AIM:
Copy each of the entries below faithfully, setting aside any pictures.

Stored data:
******
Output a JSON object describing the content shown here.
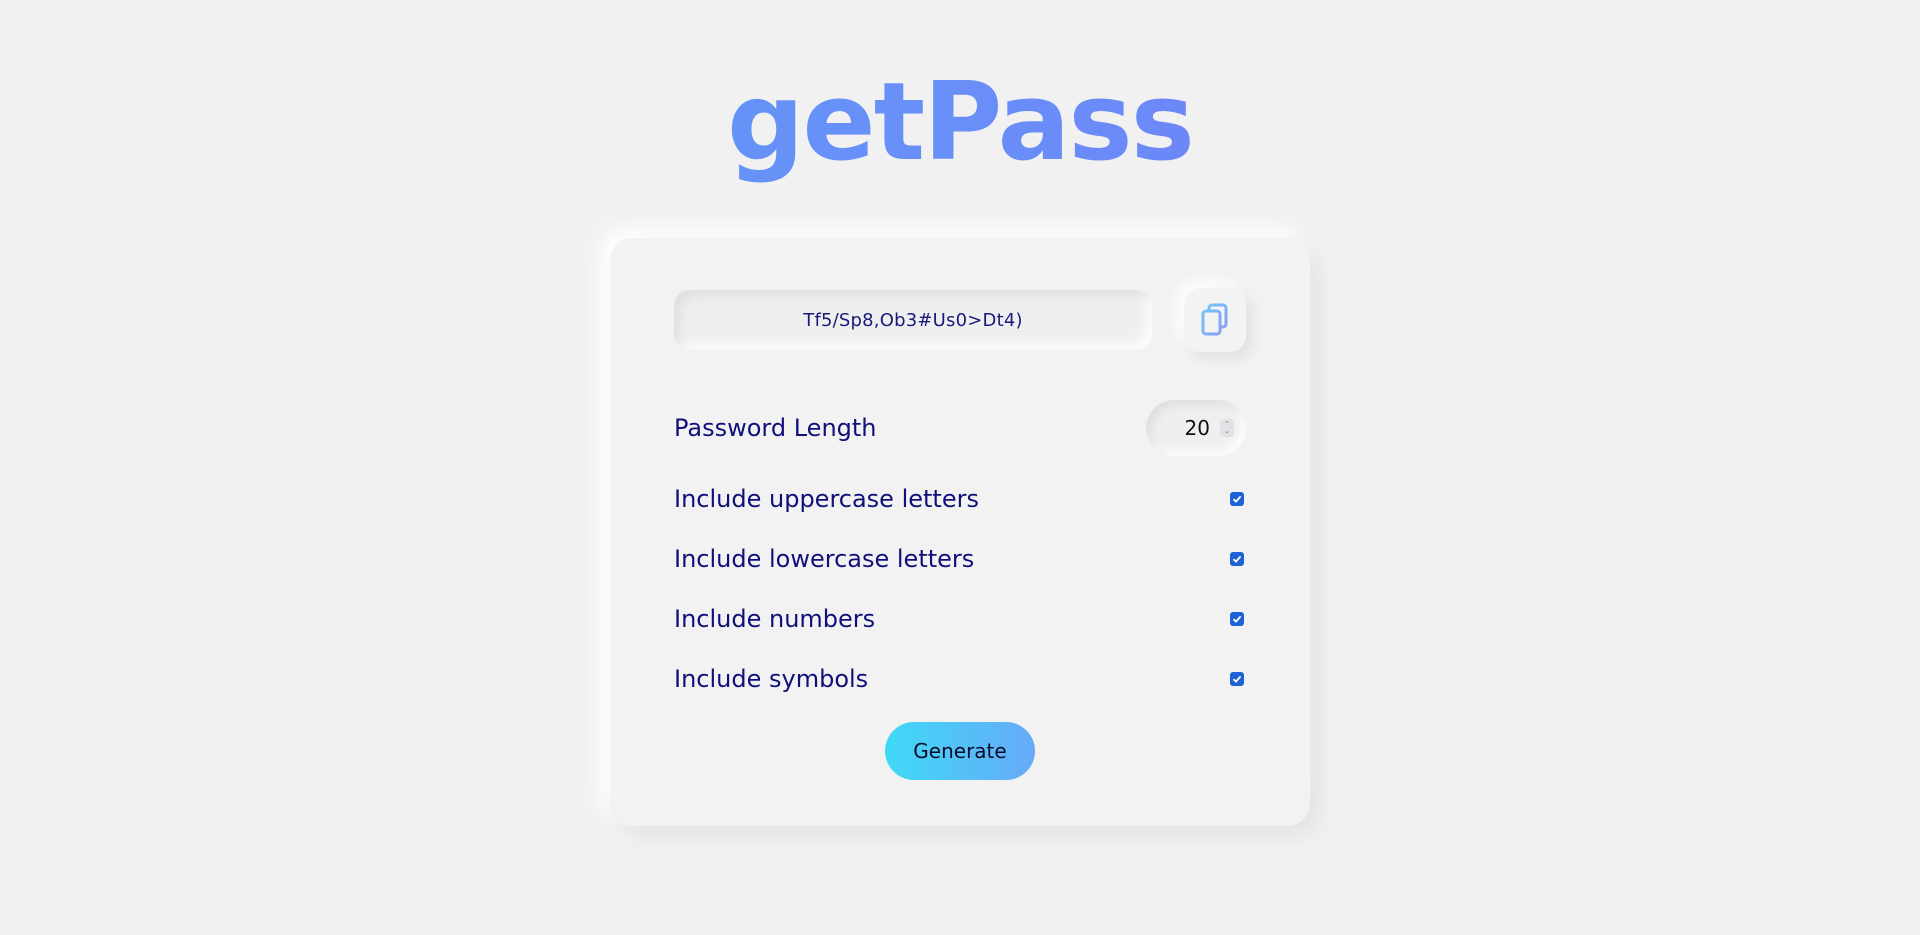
{
  "app": {
    "title": "getPass"
  },
  "password": {
    "value": "Tf5/Sp8,Ob3#Us0>Dt4)"
  },
  "copy_button": {
    "icon": "copy-icon"
  },
  "length": {
    "label": "Password Length",
    "value": "20"
  },
  "options": [
    {
      "label": "Include uppercase letters",
      "checked": true
    },
    {
      "label": "Include lowercase letters",
      "checked": true
    },
    {
      "label": "Include numbers",
      "checked": true
    },
    {
      "label": "Include symbols",
      "checked": true
    }
  ],
  "generate": {
    "label": "Generate"
  },
  "colors": {
    "background": "#f1f1f2",
    "label_text": "#10107a",
    "checkbox": "#1a62d6",
    "logo_gradient": [
      "#5aa2f8",
      "#7b6ef5"
    ],
    "button_gradient": [
      "#3fd9f7",
      "#66aaf7"
    ]
  }
}
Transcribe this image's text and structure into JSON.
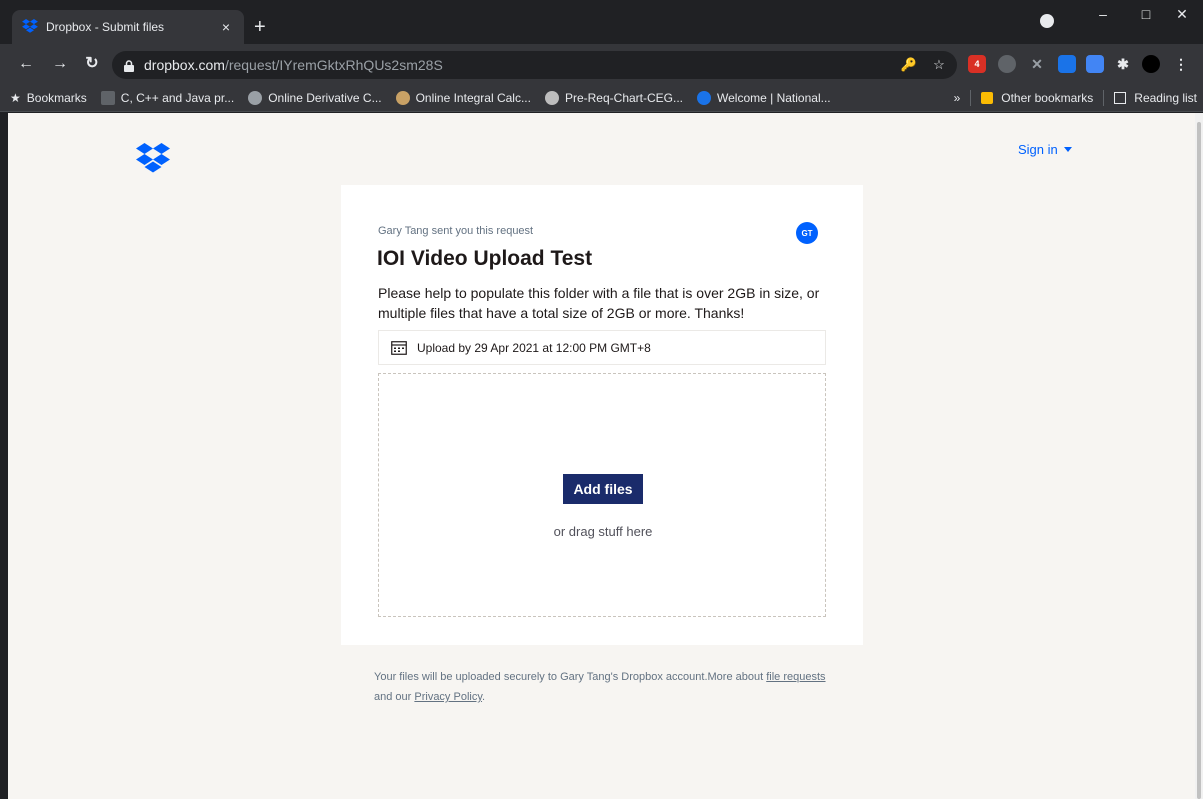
{
  "browser": {
    "tab_title": "Dropbox - Submit files",
    "tab_close": "×",
    "new_tab": "+",
    "url_host": "dropbox.com",
    "url_path": "/request/IYremGktxRhQUs2sm28S",
    "ext_badge": "4",
    "bookmarks": [
      {
        "label": "Bookmarks",
        "icon": "star-icon"
      },
      {
        "label": "C, C++ and Java pr...",
        "icon": "code-icon"
      },
      {
        "label": "Online Derivative C...",
        "icon": "globe-icon"
      },
      {
        "label": "Online Integral Calc...",
        "icon": "globe-icon"
      },
      {
        "label": "Pre-Req-Chart-CEG...",
        "icon": "crest-icon"
      },
      {
        "label": "Welcome | National...",
        "icon": "site-icon"
      }
    ],
    "more_bookmarks": "»",
    "other_bookmarks": "Other bookmarks",
    "reading_list": "Reading list"
  },
  "header": {
    "sign_in": "Sign in"
  },
  "request": {
    "requester_text": "Gary Tang sent you this request",
    "avatar_initials": "GT",
    "title": "IOI Video Upload Test",
    "description": "Please help to populate this folder with a file that is over 2GB in size, or multiple files that have a total size of 2GB or more. Thanks!",
    "deadline": "Upload by 29 Apr 2021 at 12:00 PM GMT+8",
    "add_files": "Add files",
    "drag_text": "or drag stuff here"
  },
  "footer": {
    "text_before": "Your files will be uploaded securely to Gary Tang's Dropbox account.More about ",
    "link_file_requests": "file requests",
    "text_mid": " and our ",
    "link_privacy": "Privacy Policy",
    "text_end": "."
  },
  "colors": {
    "brand_blue": "#0061fe",
    "button_navy": "#1a2b6b",
    "page_bg": "#f7f5f2"
  }
}
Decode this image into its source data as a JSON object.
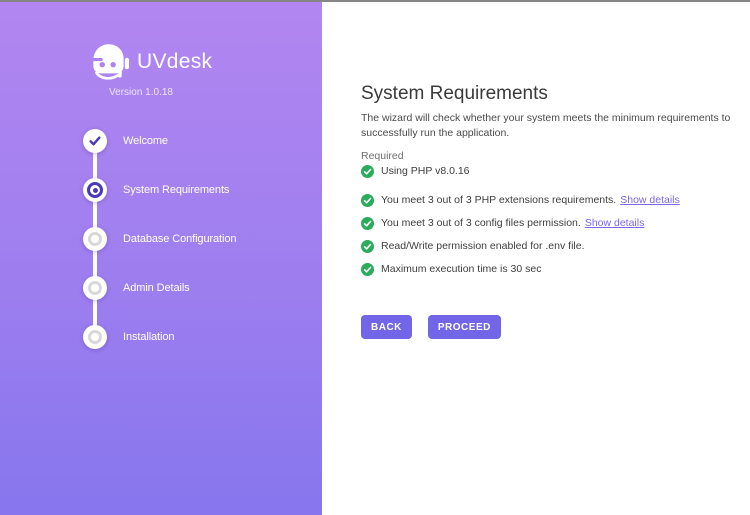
{
  "window": {
    "top_border_color": "#858585"
  },
  "sidebar": {
    "logo": {
      "brand": "UVdesk",
      "version": "Version 1.0.18",
      "icon": "headset-agent-icon"
    },
    "colors": {
      "gradient_top": "#b286f0",
      "gradient_bottom": "#8776ee",
      "accent_indigo": "#4839bb",
      "pending_ring_gray": "#d8d8d8"
    },
    "steps": [
      {
        "label": "Welcome",
        "state": "completed",
        "icon": "check-icon"
      },
      {
        "label": "System Requirements",
        "state": "active",
        "icon": "radio-ring-icon"
      },
      {
        "label": "Database Configuration",
        "state": "pending",
        "icon": "ring-icon"
      },
      {
        "label": "Admin Details",
        "state": "pending",
        "icon": "ring-icon"
      },
      {
        "label": "Installation",
        "state": "pending",
        "icon": "ring-icon"
      }
    ]
  },
  "main": {
    "title": "System Requirements",
    "description": "The wizard will check whether your system meets the minimum requirements to successfully run the application.",
    "section_label": "Required",
    "requirements": [
      {
        "status": "pass",
        "icon": "success-check-icon",
        "text": "Using PHP v8.0.16"
      },
      {
        "status": "pass",
        "icon": "success-check-icon",
        "text": "You meet 3 out of 3 PHP extensions requirements.",
        "link_label": "Show details"
      },
      {
        "status": "pass",
        "icon": "success-check-icon",
        "text": "You meet 3 out of 3 config files permission.",
        "link_label": "Show details"
      },
      {
        "status": "pass",
        "icon": "success-check-icon",
        "text": "Read/Write permission enabled for .env file."
      },
      {
        "status": "pass",
        "icon": "success-check-icon",
        "text": "Maximum execution time is 30 sec"
      }
    ],
    "actions": {
      "back": "BACK",
      "proceed": "PROCEED"
    },
    "colors": {
      "success_green": "#2bab5c",
      "link_purple": "#7d66ea",
      "button_purple": "#7265e8"
    }
  }
}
******
SOLVED PROBLEM:
Output a JSON object describing the content shown here.
{
  "app": {
    "title": "getPass"
  },
  "password": {
    "value": "Tf5/Sp8,Ob3#Us0>Dt4)"
  },
  "copy_button": {
    "icon": "copy-icon"
  },
  "length": {
    "label": "Password Length",
    "value": "20"
  },
  "options": [
    {
      "label": "Include uppercase letters",
      "checked": true
    },
    {
      "label": "Include lowercase letters",
      "checked": true
    },
    {
      "label": "Include numbers",
      "checked": true
    },
    {
      "label": "Include symbols",
      "checked": true
    }
  ],
  "generate": {
    "label": "Generate"
  },
  "colors": {
    "background": "#f1f1f2",
    "label_text": "#10107a",
    "checkbox": "#1a62d6",
    "logo_gradient": [
      "#5aa2f8",
      "#7b6ef5"
    ],
    "button_gradient": [
      "#3fd9f7",
      "#66aaf7"
    ]
  }
}
Transcribe this image's text and structure into JSON.
{
  "browser": {
    "tab_title": "Dropbox - Submit files",
    "tab_close": "×",
    "new_tab": "+",
    "url_host": "dropbox.com",
    "url_path": "/request/IYremGktxRhQUs2sm28S",
    "ext_badge": "4",
    "bookmarks": [
      {
        "label": "Bookmarks",
        "icon": "star-icon"
      },
      {
        "label": "C, C++ and Java pr...",
        "icon": "code-icon"
      },
      {
        "label": "Online Derivative C...",
        "icon": "globe-icon"
      },
      {
        "label": "Online Integral Calc...",
        "icon": "globe-icon"
      },
      {
        "label": "Pre-Req-Chart-CEG...",
        "icon": "crest-icon"
      },
      {
        "label": "Welcome | National...",
        "icon": "site-icon"
      }
    ],
    "more_bookmarks": "»",
    "other_bookmarks": "Other bookmarks",
    "reading_list": "Reading list"
  },
  "header": {
    "sign_in": "Sign in"
  },
  "request": {
    "requester_text": "Gary Tang sent you this request",
    "avatar_initials": "GT",
    "title": "IOI Video Upload Test",
    "description": "Please help to populate this folder with a file that is over 2GB in size, or multiple files that have a total size of 2GB or more. Thanks!",
    "deadline": "Upload by 29 Apr 2021 at 12:00 PM GMT+8",
    "add_files": "Add files",
    "drag_text": "or drag stuff here"
  },
  "footer": {
    "text_before": "Your files will be uploaded securely to Gary Tang's Dropbox account.More about ",
    "link_file_requests": "file requests",
    "text_mid": " and our ",
    "link_privacy": "Privacy Policy",
    "text_end": "."
  },
  "colors": {
    "brand_blue": "#0061fe",
    "button_navy": "#1a2b6b",
    "page_bg": "#f7f5f2"
  }
}
Decode this image into its source data as a JSON object.
{
  "window": {
    "top_border_color": "#858585"
  },
  "sidebar": {
    "logo": {
      "brand": "UVdesk",
      "version": "Version 1.0.18",
      "icon": "headset-agent-icon"
    },
    "colors": {
      "gradient_top": "#b286f0",
      "gradient_bottom": "#8776ee",
      "accent_indigo": "#4839bb",
      "pending_ring_gray": "#d8d8d8"
    },
    "steps": [
      {
        "label": "Welcome",
        "state": "completed",
        "icon": "check-icon"
      },
      {
        "label": "System Requirements",
        "state": "active",
        "icon": "radio-ring-icon"
      },
      {
        "label": "Database Configuration",
        "state": "pending",
        "icon": "ring-icon"
      },
      {
        "label": "Admin Details",
        "state": "pending",
        "icon": "ring-icon"
      },
      {
        "label": "Installation",
        "state": "pending",
        "icon": "ring-icon"
      }
    ]
  },
  "main": {
    "title": "System Requirements",
    "description": "The wizard will check whether your system meets the minimum requirements to successfully run the application.",
    "section_label": "Required",
    "requirements": [
      {
        "status": "pass",
        "icon": "success-check-icon",
        "text": "Using PHP v8.0.16"
      },
      {
        "status": "pass",
        "icon": "success-check-icon",
        "text": "You meet 3 out of 3 PHP extensions requirements.",
        "link_label": "Show details"
      },
      {
        "status": "pass",
        "icon": "success-check-icon",
        "text": "You meet 3 out of 3 config files permission.",
        "link_label": "Show details"
      },
      {
        "status": "pass",
        "icon": "success-check-icon",
        "text": "Read/Write permission enabled for .env file."
      },
      {
        "status": "pass",
        "icon": "success-check-icon",
        "text": "Maximum execution time is 30 sec"
      }
    ],
    "actions": {
      "back": "BACK",
      "proceed": "PROCEED"
    },
    "colors": {
      "success_green": "#2bab5c",
      "link_purple": "#7d66ea",
      "button_purple": "#7265e8"
    }
  }
}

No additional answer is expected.